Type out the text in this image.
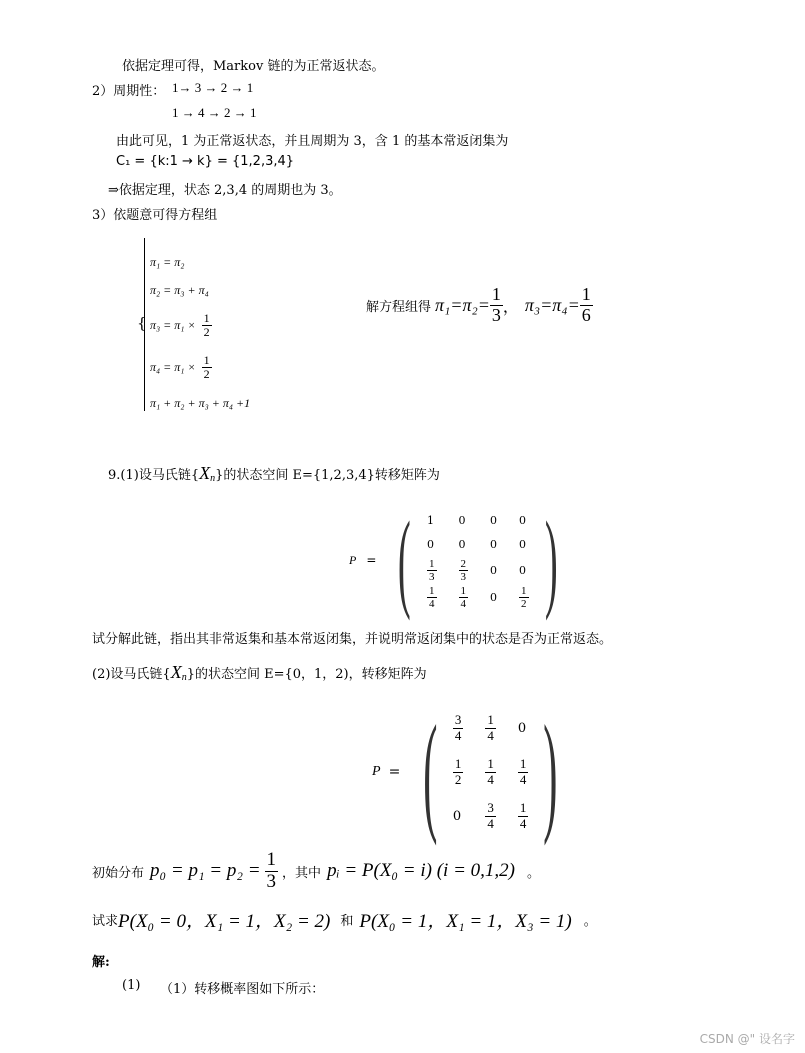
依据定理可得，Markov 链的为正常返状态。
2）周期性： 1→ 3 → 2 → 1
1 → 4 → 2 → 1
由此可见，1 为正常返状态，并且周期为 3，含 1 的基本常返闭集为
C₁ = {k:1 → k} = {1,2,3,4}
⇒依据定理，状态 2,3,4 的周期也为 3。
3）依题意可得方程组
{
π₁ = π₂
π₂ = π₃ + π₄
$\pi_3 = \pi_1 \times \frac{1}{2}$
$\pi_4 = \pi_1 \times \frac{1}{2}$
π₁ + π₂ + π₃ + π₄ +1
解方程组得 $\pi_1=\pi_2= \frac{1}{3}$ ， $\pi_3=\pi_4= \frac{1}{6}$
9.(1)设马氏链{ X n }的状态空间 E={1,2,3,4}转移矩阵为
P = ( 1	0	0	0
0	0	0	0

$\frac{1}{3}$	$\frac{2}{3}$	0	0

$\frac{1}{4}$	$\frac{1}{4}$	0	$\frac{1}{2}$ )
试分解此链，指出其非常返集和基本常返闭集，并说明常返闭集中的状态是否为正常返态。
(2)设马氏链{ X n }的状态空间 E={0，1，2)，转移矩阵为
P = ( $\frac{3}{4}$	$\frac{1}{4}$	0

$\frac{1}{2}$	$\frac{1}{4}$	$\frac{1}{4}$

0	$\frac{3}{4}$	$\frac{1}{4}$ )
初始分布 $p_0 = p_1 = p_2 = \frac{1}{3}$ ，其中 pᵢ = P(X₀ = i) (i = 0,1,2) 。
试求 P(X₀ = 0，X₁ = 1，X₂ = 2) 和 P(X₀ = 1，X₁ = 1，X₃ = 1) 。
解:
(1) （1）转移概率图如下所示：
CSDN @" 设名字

▸ Task instructions: Transcribe the whole listing exactly. Pictures are excluded.

▸ Final result:
Type out the text in this image.
依据定理可得，Markov 链的为正常返状态。
2）周期性： 1→ 3 → 2 → 1
1 → 4 → 2 → 1
由此可见，1 为正常返状态，并且周期为 3，含 1 的基本常返闭集为
C₁ = {k:1 → k} = {1,2,3,4}
⇒依据定理，状态 2,3,4 的周期也为 3。
3）依题意可得方程组
{
π₁ = π₂
π₂ = π₃ + π₄
$\pi_3 = \pi_1 \times \frac{1}{2}$
$\pi_4 = \pi_1 \times \frac{1}{2}$
π₁ + π₂ + π₃ + π₄ +1
解方程组得 $\pi_1=\pi_2= \frac{1}{3}$ ， $\pi_3=\pi_4= \frac{1}{6}$
9.(1)设马氏链{ X n }的状态空间 E={1,2,3,4}转移矩阵为
P = ( 1	0	0	0
0	0	0	0

$\frac{1}{3}$	$\frac{2}{3}$	0	0

$\frac{1}{4}$	$\frac{1}{4}$	0	$\frac{1}{2}$ )
试分解此链，指出其非常返集和基本常返闭集，并说明常返闭集中的状态是否为正常返态。
(2)设马氏链{ X n }的状态空间 E={0，1，2)，转移矩阵为
P = ( $\frac{3}{4}$	$\frac{1}{4}$	0

$\frac{1}{2}$	$\frac{1}{4}$	$\frac{1}{4}$

0	$\frac{3}{4}$	$\frac{1}{4}$ )
初始分布 $p_0 = p_1 = p_2 = \frac{1}{3}$ ，其中 pᵢ = P(X₀ = i) (i = 0,1,2) 。
试求 P(X₀ = 0，X₁ = 1，X₂ = 2) 和 P(X₀ = 1，X₁ = 1，X₃ = 1) 。
解:
(1) （1）转移概率图如下所示：
CSDN @" 设名字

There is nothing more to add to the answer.